■ **Extract**:

It's rare you meet someone who doesn't have at least one social media channel active (even if they're forgotten the password).
Facebook, Twitter, LinkedIn everybody is doing it. The day I got a "friend" request from an 85-year-old church member several years back I knew the trend was 100% here to stay!
And if you simply refuse, then you at least have to have working knowledge of what it's all about.
As you know, I'm a fan of social media.
Having led the social team at Feed the Children for a season and even recruiting a church member or two via Twitter back when I was the pastor of Washington Plaza I love making disciples of the art form. I know it can work-- to make new friends, to grow your affinity community and to share ideas (and photos) that add value to the world. At its best, social media makes the world feel kinder, smaller and those big hairy goals not so unattainable.
But on the flip side, social media can be a weapon of destruction. Online bullying is at an all time high. Even elementary school students know what cyber terrorism is. And, living a private life? What's that?
Family relationships spoil by harsh words said with the whole world watching.
Friendships sour when someone posts they're visiting your hometown and they didn't bother to call.
Employers sigh when they learn things about their employees they never wanted to know, just by starting up their computers.
It's a crazy world out there when our social interactions with one another are no longer just about the face-to-face kind of talking. We misunderstand one another. And we can easily forget one another too (even with all of the built-in reminders!) as our feed grows longer and longer with touch points to every Jane, Sally and Dick we've ever known.
So what's the solution in this "you can't but be social" world? How do we figure out how/ when/ why to post?
I think about this question all the time, especially as an author-to-be with requirements from my publisher about what type of online presence I maintain. I know what I do online matters. And I never want to take the online community I've built for granted or to miss an opportunity not to speak out on causes that matter.
But then this is where I worry . . .
I have colleagues who are fellow pastors, influencers and known public speakers who seem to post (in my opinion) all the time. Every time, they read a book. Every time they eat a really great grilled cheese sandwich. Every time they have a conversation with a friend that moves their spirits or delights them.

■ **Directions**:
a - Condense the paragraph of the passage on social media that begins "But on the flip side" into a short bulleted list that keeps its main points.
b - Copy the passage on social media word for word, between "Friendships sour when" and "why to post?", inclusive.
c - Write the next part of the passage on social media, picking up after its final sentence.

■ **Extracted material**:
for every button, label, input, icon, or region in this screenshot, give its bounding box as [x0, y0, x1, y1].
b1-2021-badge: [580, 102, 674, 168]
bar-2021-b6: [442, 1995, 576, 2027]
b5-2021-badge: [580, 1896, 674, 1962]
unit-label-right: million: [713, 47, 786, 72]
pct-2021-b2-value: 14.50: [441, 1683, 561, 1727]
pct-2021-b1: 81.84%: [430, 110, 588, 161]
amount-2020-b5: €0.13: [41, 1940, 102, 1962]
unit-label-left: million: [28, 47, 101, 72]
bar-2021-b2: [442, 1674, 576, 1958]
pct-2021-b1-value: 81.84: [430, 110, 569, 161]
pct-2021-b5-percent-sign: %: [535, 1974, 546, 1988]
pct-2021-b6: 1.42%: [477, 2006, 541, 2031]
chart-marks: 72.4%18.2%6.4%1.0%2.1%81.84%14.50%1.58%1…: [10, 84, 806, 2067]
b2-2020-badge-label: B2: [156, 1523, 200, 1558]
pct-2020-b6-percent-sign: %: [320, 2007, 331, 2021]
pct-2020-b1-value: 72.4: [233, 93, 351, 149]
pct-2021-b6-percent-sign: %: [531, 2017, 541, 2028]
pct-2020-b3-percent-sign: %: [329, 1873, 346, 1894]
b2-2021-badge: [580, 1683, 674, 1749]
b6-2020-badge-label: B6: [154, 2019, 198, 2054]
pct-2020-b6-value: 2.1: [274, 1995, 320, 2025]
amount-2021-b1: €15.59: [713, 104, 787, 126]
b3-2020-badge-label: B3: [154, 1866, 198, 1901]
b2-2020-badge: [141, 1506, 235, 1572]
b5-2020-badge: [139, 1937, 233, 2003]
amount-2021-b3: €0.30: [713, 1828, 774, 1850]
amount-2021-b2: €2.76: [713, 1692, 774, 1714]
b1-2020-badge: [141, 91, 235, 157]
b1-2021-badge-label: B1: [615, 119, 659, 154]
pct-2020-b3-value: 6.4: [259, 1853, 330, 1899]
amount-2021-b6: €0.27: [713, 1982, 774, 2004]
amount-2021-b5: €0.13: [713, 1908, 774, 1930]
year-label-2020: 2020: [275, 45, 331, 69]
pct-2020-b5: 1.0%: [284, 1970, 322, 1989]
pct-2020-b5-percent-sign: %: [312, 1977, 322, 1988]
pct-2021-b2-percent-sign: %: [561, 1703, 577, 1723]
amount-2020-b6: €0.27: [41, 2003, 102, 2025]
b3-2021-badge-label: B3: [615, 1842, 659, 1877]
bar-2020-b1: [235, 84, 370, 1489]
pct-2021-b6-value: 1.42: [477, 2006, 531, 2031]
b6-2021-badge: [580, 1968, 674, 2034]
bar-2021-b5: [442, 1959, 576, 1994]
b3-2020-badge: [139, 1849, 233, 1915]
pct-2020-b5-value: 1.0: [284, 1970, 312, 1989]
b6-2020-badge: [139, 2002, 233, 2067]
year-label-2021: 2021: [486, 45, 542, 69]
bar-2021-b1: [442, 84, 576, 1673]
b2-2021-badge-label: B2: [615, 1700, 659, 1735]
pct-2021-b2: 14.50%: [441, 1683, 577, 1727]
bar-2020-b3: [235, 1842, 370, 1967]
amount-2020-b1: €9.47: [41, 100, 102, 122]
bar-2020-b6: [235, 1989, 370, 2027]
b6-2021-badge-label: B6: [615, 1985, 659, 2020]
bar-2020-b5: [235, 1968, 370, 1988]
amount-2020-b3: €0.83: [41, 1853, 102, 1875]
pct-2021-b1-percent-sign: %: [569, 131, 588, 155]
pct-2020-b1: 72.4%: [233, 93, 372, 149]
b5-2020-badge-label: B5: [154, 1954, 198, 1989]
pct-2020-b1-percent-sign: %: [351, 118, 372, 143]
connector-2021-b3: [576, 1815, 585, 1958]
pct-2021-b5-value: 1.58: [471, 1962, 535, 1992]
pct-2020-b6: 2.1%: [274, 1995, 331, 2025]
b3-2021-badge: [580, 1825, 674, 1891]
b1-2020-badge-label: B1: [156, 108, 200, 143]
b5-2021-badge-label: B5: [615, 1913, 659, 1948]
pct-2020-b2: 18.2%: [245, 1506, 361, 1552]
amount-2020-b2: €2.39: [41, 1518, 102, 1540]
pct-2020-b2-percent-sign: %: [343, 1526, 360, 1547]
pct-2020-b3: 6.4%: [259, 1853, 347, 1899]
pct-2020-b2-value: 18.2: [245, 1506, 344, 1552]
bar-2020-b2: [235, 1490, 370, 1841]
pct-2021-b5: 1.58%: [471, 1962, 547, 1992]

■ **In response**:
a -
- Social media can also be a weapon of destruction.
- Online bullying is at an all-time high.
- Even elementary school students know what cyber terrorism is.
- Living a private life now seems almost unheard of.

b -
Friendships sour when someone posts they're visiting your hometown and they didn't bother to call.
Employers sigh when they learn things about their employees they never wanted to know, just by starting up their computers.
It's a crazy world out there when our social interactions with one another are no longer just about the face-to-face kind of talking. We misunderstand one another. And we can easily forget one another too (even with all of the built-in reminders!) as our feed grows longer and longer with touch points to every Jane, Sally and Dick we've ever known.
So what's the solution in this "you can't but be social" world? How do we figure out how/ when/ why to post?

c -
As a "follower" of theirs, I watch how people respond to their openness, gut level honesty and frequency of posts. They are so beloved! I do admit that I learn a lot from their posts about what to eat where, what political articles I should read and even sometimes get a kick in the pants from their convictions put to practice.
I want to be a person that my dearest friends know the best.
I want to be a person that can have a wonderful date with my husband and doesn't brag.
I want to be a person who makes advances in my vocational life that LinkedIn doesn't have to congratulate me for.
In fact, during a particularly tender time in my life several years ago, I went off cold turkey from social media for many months. It was the best self-care! Sometimes, we all need a complete break.
While none of us can avoid social media, we can make the best choices for us about when/ how we post. Asking ourselves the question when we do post: "Why am I sharing this?" And "What do I want to accomplish?"
For me, not willing to bear my soul to the world on a daily basis might limit how quickly my reach may grow. But, at the end of the night I don't want to feel that oversharing ickiness either. There are some memories and experiences so precious to me that I reserve the right to savor them privately.
So, though we can't avoid being both online + social, let us encourage one another to be ourselves to post with purpose and in a way that builds us up!
It was a online cute photo fest over the weekend, wasn't it?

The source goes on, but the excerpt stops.